> **Challenge**: Within the records below, find each line that holds the string "display", then copy it.

> **Entries provided**:
>> BEGIN

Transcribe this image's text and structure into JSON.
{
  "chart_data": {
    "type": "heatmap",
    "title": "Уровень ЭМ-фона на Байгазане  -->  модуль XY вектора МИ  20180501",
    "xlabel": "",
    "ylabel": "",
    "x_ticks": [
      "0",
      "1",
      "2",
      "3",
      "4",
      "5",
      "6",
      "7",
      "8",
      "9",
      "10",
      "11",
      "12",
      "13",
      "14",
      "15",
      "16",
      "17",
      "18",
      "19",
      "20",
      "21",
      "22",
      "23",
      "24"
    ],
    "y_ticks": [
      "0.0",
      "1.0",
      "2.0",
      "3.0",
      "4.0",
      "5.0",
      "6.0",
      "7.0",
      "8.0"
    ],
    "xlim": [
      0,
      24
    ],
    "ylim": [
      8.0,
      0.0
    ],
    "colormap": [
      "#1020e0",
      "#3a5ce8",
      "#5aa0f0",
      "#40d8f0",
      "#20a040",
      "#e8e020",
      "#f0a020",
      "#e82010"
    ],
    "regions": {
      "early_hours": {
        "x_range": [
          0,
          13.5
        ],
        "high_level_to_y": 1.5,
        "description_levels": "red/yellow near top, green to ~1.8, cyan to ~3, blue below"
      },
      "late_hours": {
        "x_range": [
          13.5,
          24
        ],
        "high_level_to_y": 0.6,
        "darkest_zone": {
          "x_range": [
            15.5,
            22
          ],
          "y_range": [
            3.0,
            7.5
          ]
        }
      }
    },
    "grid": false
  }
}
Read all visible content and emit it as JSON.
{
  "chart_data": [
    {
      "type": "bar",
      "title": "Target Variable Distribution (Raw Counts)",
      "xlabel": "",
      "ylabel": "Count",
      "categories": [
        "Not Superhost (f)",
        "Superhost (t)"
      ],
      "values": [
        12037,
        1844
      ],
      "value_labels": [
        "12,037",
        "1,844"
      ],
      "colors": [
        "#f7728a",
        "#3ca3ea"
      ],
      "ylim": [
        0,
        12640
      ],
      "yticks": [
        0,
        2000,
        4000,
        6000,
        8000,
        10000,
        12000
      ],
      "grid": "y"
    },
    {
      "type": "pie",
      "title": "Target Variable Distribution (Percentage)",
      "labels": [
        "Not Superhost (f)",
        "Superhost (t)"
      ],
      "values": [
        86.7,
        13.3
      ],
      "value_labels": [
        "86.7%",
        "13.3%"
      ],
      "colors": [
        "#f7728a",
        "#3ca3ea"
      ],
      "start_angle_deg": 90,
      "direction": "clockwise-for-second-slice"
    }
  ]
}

>> END
>> BEGIN

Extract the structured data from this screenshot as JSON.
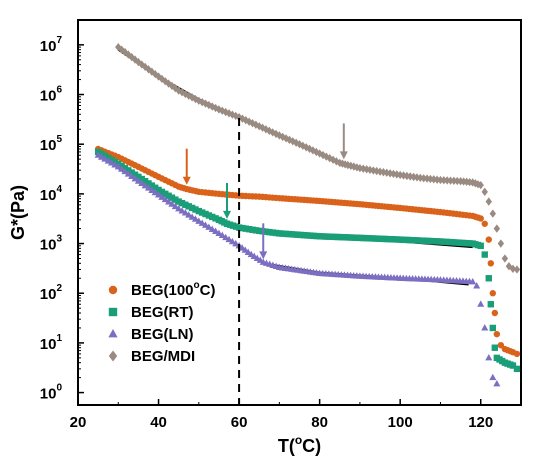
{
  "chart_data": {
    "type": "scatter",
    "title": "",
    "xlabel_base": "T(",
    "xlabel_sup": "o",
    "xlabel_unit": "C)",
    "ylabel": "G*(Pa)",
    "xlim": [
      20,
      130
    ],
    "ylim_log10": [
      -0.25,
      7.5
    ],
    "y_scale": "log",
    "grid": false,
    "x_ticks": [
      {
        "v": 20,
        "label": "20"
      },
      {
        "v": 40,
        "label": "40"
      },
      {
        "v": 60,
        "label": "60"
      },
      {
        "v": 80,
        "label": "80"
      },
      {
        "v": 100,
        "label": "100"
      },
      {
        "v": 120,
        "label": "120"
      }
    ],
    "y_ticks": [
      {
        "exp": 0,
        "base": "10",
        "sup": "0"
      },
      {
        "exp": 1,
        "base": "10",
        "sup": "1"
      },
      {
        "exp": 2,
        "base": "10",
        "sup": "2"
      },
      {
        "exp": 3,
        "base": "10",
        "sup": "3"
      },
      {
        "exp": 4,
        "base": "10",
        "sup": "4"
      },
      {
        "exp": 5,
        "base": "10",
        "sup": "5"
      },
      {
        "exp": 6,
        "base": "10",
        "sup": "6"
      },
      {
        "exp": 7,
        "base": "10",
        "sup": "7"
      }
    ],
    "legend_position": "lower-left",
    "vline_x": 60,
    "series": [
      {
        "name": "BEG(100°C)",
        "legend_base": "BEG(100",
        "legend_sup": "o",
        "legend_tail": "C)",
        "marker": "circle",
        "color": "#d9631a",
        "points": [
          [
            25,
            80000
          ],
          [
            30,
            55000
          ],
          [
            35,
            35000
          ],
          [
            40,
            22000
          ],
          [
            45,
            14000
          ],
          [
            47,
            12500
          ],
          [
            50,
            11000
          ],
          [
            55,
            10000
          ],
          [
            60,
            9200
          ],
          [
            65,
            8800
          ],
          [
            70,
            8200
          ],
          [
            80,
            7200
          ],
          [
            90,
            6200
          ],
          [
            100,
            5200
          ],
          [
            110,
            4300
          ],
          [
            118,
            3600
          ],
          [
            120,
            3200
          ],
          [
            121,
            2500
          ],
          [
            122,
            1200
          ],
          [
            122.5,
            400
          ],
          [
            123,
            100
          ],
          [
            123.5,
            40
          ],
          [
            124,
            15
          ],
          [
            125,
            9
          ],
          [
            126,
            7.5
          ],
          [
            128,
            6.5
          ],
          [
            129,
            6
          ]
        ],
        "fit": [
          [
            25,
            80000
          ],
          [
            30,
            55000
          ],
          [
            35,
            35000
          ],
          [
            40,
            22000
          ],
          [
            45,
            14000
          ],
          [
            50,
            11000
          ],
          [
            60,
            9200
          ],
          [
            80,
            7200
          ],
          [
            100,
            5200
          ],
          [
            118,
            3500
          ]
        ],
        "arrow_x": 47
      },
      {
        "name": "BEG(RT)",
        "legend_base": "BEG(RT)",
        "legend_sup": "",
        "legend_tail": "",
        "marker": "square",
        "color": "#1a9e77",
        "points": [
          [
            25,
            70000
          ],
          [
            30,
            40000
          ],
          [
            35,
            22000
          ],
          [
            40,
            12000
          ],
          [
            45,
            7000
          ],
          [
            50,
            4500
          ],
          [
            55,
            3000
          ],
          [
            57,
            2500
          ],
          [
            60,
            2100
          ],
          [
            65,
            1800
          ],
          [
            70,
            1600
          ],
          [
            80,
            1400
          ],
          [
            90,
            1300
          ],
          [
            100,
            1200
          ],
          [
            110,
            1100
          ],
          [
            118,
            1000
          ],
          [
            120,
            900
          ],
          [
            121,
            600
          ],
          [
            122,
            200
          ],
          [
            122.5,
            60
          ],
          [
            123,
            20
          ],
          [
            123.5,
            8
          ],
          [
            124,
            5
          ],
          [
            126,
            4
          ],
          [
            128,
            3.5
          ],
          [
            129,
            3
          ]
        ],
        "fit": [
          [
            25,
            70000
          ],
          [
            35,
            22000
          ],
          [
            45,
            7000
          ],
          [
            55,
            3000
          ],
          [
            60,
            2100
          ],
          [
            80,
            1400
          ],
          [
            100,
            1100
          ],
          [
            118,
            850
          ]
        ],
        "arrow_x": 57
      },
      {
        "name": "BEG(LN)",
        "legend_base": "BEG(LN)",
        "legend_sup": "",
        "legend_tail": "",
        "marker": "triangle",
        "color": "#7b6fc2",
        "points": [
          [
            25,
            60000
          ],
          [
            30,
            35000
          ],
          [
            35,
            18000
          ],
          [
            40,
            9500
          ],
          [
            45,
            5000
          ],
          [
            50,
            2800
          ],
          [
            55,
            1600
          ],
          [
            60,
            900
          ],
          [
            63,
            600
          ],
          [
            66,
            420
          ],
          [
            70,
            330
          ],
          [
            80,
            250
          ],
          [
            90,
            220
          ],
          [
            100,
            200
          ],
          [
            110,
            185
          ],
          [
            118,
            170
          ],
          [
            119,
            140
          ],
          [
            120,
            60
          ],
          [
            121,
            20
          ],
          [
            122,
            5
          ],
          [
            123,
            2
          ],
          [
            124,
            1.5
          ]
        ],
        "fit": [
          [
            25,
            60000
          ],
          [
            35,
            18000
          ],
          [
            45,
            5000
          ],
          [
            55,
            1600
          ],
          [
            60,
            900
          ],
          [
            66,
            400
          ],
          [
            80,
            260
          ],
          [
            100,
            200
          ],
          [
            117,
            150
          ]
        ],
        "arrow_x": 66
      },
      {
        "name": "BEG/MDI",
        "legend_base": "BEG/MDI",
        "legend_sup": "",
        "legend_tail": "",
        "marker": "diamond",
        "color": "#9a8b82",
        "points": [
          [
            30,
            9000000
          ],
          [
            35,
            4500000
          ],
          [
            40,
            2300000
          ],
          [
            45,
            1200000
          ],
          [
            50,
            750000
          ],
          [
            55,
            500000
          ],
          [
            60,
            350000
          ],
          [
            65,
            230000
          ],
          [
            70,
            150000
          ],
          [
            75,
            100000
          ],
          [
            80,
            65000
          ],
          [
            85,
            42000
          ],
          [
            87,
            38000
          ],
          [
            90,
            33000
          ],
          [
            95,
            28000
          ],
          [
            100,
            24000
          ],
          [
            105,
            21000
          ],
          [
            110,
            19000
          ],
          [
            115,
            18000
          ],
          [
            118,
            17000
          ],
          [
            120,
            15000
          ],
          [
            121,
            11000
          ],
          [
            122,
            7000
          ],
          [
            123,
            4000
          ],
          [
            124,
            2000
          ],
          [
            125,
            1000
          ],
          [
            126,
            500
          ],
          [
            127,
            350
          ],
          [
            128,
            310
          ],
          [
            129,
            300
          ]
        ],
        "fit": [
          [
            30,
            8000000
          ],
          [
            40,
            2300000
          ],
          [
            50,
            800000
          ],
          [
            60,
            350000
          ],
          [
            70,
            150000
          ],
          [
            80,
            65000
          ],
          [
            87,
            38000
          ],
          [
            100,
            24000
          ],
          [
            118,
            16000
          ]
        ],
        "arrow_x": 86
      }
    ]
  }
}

>> END
>> BEGIN

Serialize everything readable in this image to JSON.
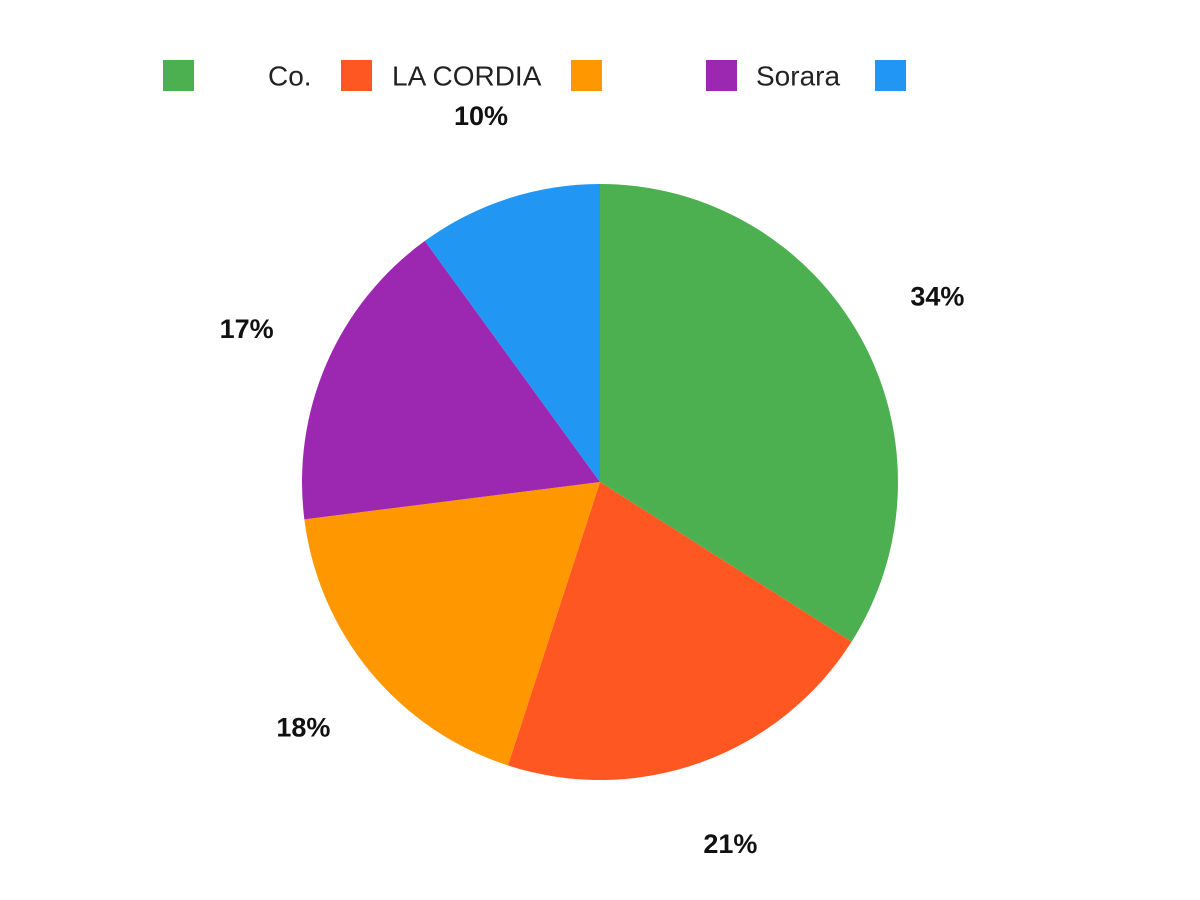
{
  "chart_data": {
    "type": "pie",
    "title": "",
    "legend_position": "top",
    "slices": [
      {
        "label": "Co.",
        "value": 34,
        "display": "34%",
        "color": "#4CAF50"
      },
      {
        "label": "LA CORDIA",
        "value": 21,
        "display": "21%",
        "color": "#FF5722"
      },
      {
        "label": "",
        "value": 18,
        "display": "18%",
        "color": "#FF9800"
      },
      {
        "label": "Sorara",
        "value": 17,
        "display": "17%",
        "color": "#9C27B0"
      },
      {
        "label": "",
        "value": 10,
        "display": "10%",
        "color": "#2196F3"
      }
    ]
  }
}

>> END

> **Expected answer**:
        "display": "34%",
        "display": "21%",
        "display": "18%",
        "display": "17%",
        "display": "10%",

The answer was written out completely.